(Stored items from a collection)
## start
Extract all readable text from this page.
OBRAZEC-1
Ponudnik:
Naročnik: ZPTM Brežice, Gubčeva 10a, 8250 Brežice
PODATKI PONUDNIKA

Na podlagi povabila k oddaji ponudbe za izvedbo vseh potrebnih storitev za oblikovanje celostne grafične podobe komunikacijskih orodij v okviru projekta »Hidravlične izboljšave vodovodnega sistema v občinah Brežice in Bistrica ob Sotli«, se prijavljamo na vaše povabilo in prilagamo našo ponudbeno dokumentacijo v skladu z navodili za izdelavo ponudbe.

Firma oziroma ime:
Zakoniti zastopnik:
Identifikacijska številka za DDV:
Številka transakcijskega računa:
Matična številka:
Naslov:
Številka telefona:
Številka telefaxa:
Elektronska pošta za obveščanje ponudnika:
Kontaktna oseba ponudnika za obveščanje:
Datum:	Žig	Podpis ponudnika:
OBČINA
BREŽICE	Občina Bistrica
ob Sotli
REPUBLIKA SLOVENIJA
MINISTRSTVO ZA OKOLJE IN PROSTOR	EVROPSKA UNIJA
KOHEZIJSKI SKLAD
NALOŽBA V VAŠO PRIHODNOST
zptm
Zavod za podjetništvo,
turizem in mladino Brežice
## end
Problem description
Pick out all lines from the data above in which the word "Bistrica" appears.

Solved exercise
Na podlagi povabila k oddaji ponudbe za izvedbo vseh potrebnih storitev za oblikovanje celostne grafične podobe komunikacijskih orodij v okviru projekta »Hidravlične izboljšave vodovodnega sistema v občinah Brežice in Bistrica ob Sotli«, se prijavljamo na vaše povabilo in prilagamo našo ponudbeno dokumentacijo v skladu z navodili za izdelavo ponudbe.
BREŽICE	Občina Bistrica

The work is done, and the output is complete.